Given problem: Copy out all lines of the records in which the word "OPERARIO" appears.
---*---
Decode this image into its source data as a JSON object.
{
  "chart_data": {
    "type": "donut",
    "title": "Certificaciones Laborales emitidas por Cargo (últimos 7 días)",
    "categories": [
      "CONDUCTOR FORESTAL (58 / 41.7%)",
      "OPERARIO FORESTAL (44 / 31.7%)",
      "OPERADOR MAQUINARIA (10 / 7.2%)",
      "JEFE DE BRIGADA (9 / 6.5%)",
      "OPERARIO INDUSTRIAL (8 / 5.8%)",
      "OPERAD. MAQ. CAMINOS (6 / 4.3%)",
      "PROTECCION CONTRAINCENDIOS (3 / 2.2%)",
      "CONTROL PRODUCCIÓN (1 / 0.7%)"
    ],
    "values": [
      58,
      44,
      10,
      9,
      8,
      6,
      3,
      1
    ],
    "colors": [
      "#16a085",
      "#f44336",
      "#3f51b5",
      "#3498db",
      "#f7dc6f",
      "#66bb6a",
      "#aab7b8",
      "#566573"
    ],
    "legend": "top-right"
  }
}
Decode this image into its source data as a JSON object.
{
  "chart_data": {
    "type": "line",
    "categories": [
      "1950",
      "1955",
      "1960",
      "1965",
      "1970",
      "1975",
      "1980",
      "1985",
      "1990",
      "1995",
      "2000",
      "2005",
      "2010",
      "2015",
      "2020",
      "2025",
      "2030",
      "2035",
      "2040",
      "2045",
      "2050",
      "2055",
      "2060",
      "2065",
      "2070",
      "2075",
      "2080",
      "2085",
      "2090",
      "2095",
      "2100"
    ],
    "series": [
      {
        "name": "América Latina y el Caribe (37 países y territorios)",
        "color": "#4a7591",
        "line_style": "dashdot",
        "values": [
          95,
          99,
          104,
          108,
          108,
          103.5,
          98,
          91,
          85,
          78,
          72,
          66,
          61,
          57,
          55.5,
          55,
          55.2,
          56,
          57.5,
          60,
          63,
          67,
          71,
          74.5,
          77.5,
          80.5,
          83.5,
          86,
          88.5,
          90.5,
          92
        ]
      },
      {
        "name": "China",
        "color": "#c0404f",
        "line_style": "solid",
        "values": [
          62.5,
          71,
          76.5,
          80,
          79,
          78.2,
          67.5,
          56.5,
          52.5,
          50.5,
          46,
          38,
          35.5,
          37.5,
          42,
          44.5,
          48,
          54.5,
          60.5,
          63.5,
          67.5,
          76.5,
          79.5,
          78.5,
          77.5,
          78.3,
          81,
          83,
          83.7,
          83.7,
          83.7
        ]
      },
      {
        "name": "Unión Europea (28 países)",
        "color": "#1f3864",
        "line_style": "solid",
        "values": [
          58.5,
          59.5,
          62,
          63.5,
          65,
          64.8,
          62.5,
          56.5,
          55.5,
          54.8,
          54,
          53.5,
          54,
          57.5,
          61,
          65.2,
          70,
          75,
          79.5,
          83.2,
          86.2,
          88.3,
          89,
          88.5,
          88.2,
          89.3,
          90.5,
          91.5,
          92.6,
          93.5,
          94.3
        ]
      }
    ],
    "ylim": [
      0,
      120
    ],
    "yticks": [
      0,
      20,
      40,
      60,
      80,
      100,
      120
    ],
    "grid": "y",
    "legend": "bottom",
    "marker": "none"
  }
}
---*---
Written answer:
      "OPERARIO FORESTAL (44 / 31.7%)",
      "OPERARIO INDUSTRIAL (8 / 5.8%)",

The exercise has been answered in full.